(What you should do): Wherever "JSON" appears in a line, list that line.

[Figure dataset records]

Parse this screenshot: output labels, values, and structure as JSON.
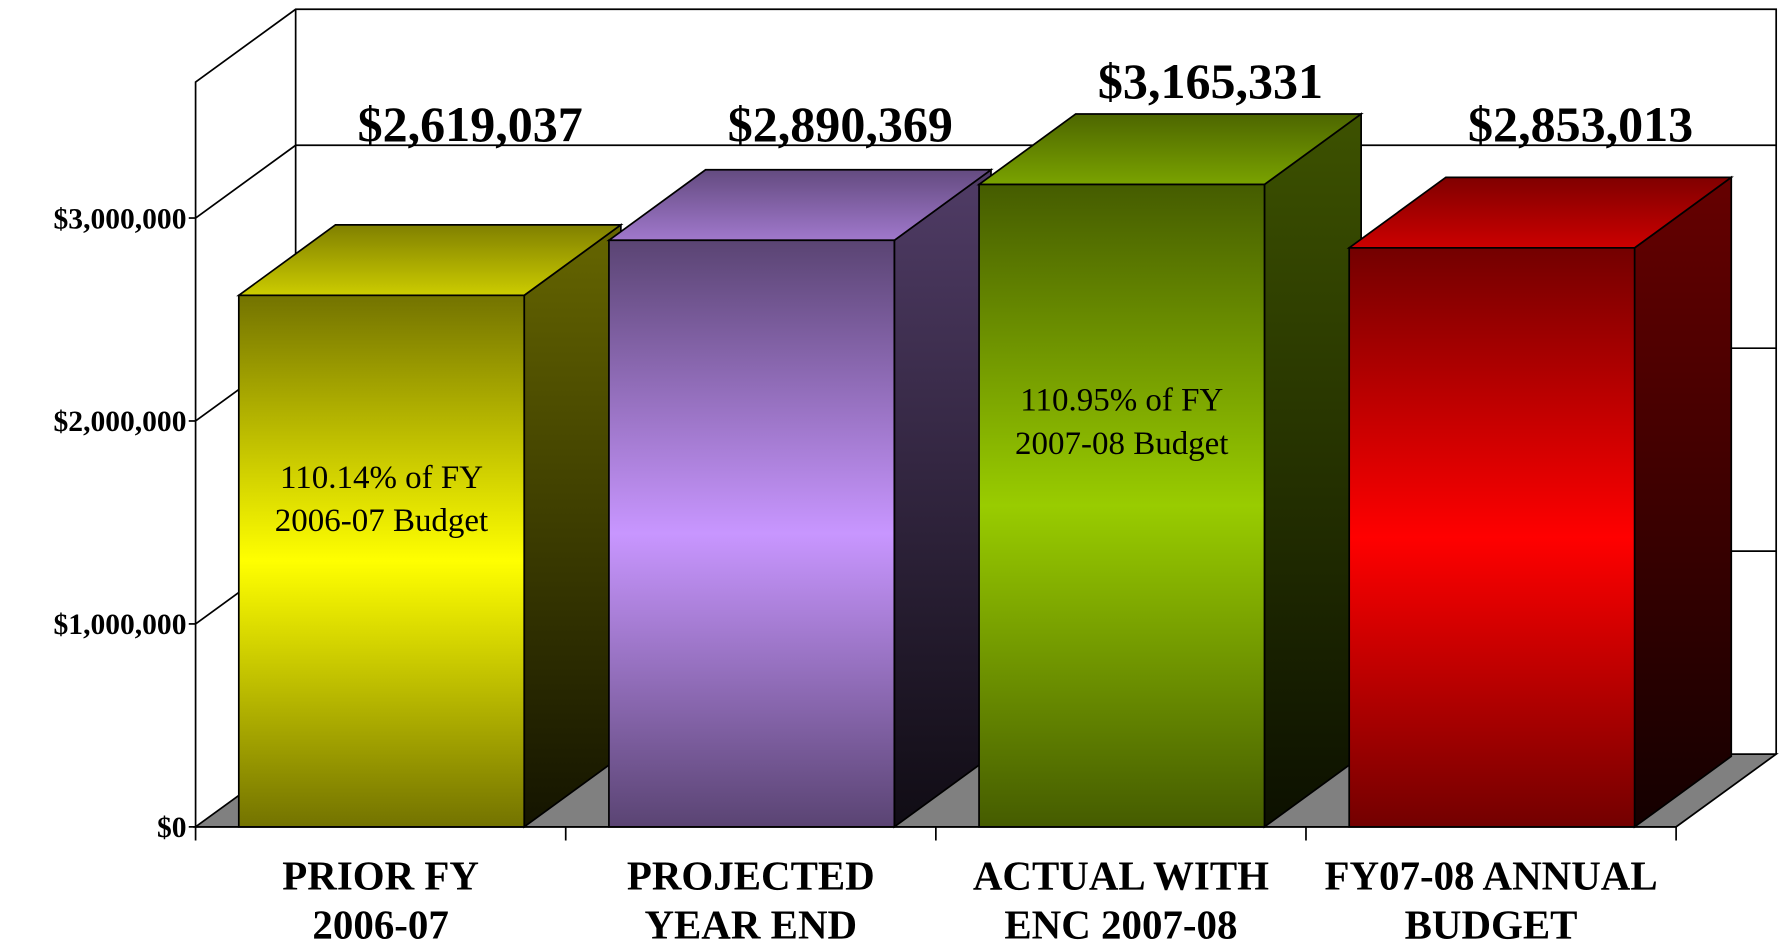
{
  "chart_data": {
    "type": "bar3d",
    "categories": [
      "PRIOR FY\n2006-07",
      "PROJECTED\nYEAR END",
      "ACTUAL WITH\nENC 2007-08",
      "FY07-08 ANNUAL\nBUDGET"
    ],
    "values": [
      2619037,
      2890369,
      3165331,
      2853013
    ],
    "value_labels": [
      "$2,619,037",
      "$2,890,369",
      "$3,165,331",
      "$2,853,013"
    ],
    "colors": [
      "#ffff00",
      "#c896ff",
      "#99cc00",
      "#ff0000"
    ],
    "annotations": [
      {
        "text": "110.14% of FY\n2006-07 Budget",
        "category": "PRIOR FY\n2006-07"
      },
      {
        "text": "110.95% of FY\n2007-08 Budget",
        "category": "ACTUAL WITH\nENC 2007-08"
      }
    ],
    "ylim": [
      0,
      3670000
    ],
    "yticks": [
      {
        "value": 0,
        "label": "$0"
      },
      {
        "value": 1000000,
        "label": "$1,000,000"
      },
      {
        "value": 2000000,
        "label": "$2,000,000"
      },
      {
        "value": 3000000,
        "label": "$3,000,000"
      }
    ],
    "grid": true
  }
}
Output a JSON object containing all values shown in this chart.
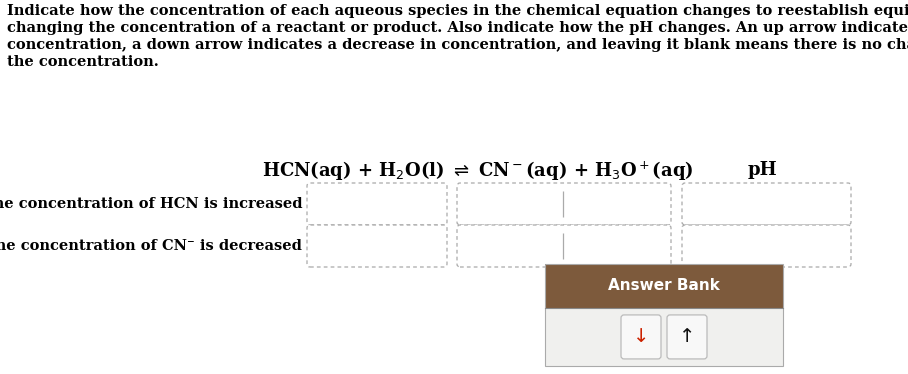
{
  "para_lines": [
    "Indicate how the concentration of each aqueous species in the chemical equation changes to reestablish equilibrium after",
    "changing the concentration of a reactant or product. Also indicate how the pH changes. An up arrow indicates an increase in",
    "concentration, a down arrow indicates a decrease in concentration, and leaving it blank means there is no change in",
    "the concentration."
  ],
  "ph_label": "pH",
  "row1_label": "after the concentration of HCN is increased",
  "row2_label": "after the concentration of CN⁻ is decreased",
  "answer_bank_title": "Answer Bank",
  "arrow_down": "↓",
  "arrow_up": "↑",
  "bg_color": "#ffffff",
  "text_color": "#000000",
  "dashed_border_color": "#aaaaaa",
  "answer_bank_header_color": "#7d5a3c",
  "answer_bank_bg_color": "#f0f0ee",
  "button_bg_color": "#f8f8f8",
  "button_border_color": "#bbbbbb",
  "font_size_para": 10.5,
  "font_size_eq": 13,
  "font_size_label": 10.5,
  "font_size_answer": 11
}
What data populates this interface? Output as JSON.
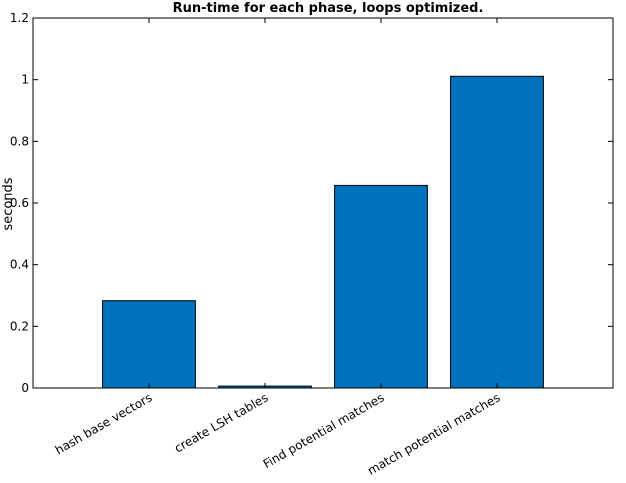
{
  "chart_data": {
    "type": "bar",
    "title": "Run-time for each phase, loops optimized.",
    "ylabel": "seconds",
    "xlabel": "",
    "categories": [
      "hash base vectors",
      "create LSH tables",
      "Find potential matches",
      "match potential matches"
    ],
    "values": [
      0.283,
      0.006,
      0.657,
      1.011
    ],
    "ylim": [
      0,
      1.2
    ],
    "yticks": [
      0,
      0.2,
      0.4,
      0.6,
      0.8,
      1,
      1.2
    ],
    "ytick_labels": [
      "0",
      "0.2",
      "0.4",
      "0.6",
      "0.8",
      "1",
      "1.2"
    ],
    "grid": false,
    "bar_color": "#0072bd",
    "bar_edge_color": "#000000"
  }
}
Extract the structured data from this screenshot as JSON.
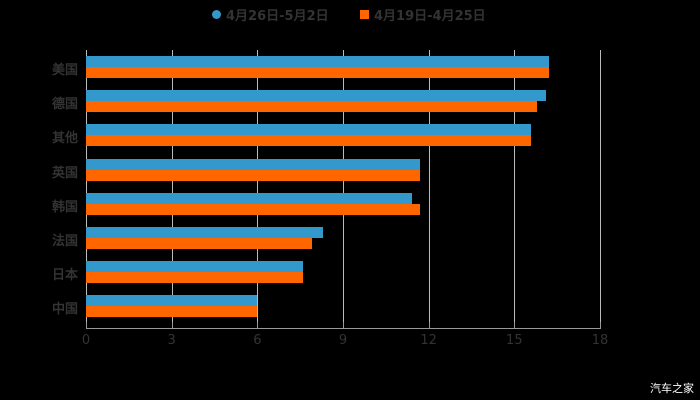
{
  "colors": {
    "series1": "#3399CC",
    "series2": "#FF6600",
    "background": "#000000"
  },
  "legend": [
    {
      "label": "4月26日-5月2日",
      "shape": "circle",
      "color": "#3399CC"
    },
    {
      "label": "4月19日-4月25日",
      "shape": "square",
      "color": "#FF6600"
    }
  ],
  "watermark": "汽车之家",
  "chart_data": {
    "type": "bar",
    "orientation": "horizontal",
    "title": "",
    "xlabel": "",
    "ylabel": "",
    "xlim": [
      0,
      18
    ],
    "xticks": [
      0,
      3,
      6,
      9,
      12,
      15,
      18
    ],
    "grid": true,
    "legend_position": "top",
    "categories": [
      "美国",
      "德国",
      "其他",
      "英国",
      "韩国",
      "法国",
      "日本",
      "中国"
    ],
    "series": [
      {
        "name": "4月26日-5月2日",
        "color": "#3399CC",
        "values": [
          16.2,
          16.1,
          15.6,
          11.7,
          11.4,
          8.3,
          7.6,
          6.0
        ]
      },
      {
        "name": "4月19日-4月25日",
        "color": "#FF6600",
        "values": [
          16.2,
          15.8,
          15.6,
          11.7,
          11.7,
          7.9,
          7.6,
          6.0
        ]
      }
    ]
  }
}
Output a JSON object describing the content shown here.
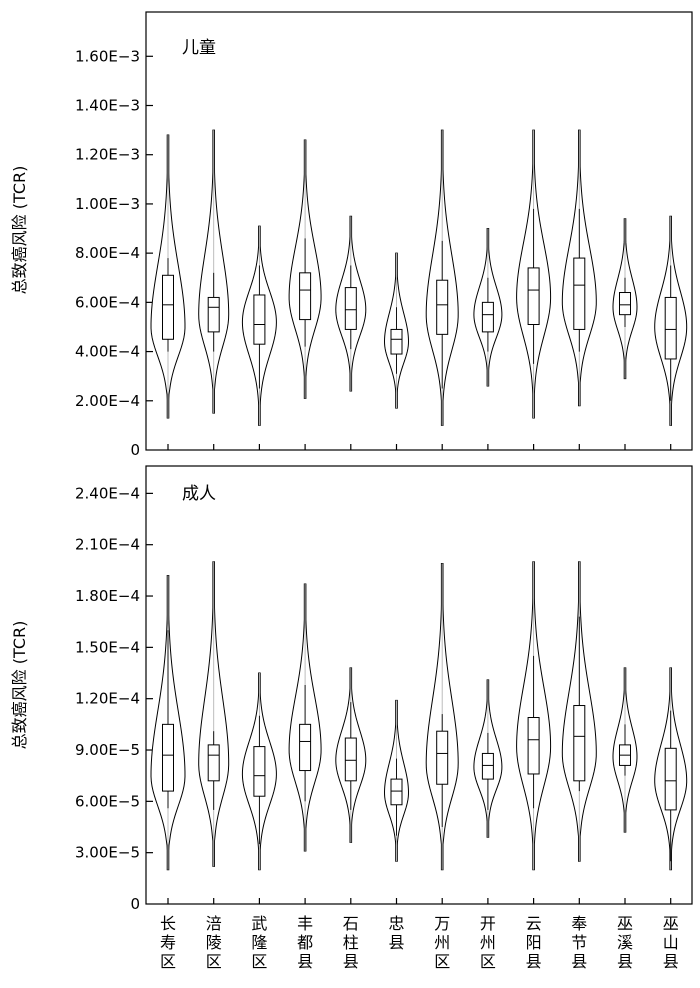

(Answer to the exercise):
Parse this screenshot: output labels, values, and structure as JSON.
Output a JSON object containing all values shown in this chart.
What data populates this interface? Output as JSON.
Extract the structured data from this screenshot as JSON.
Output a JSON object describing the content shown here.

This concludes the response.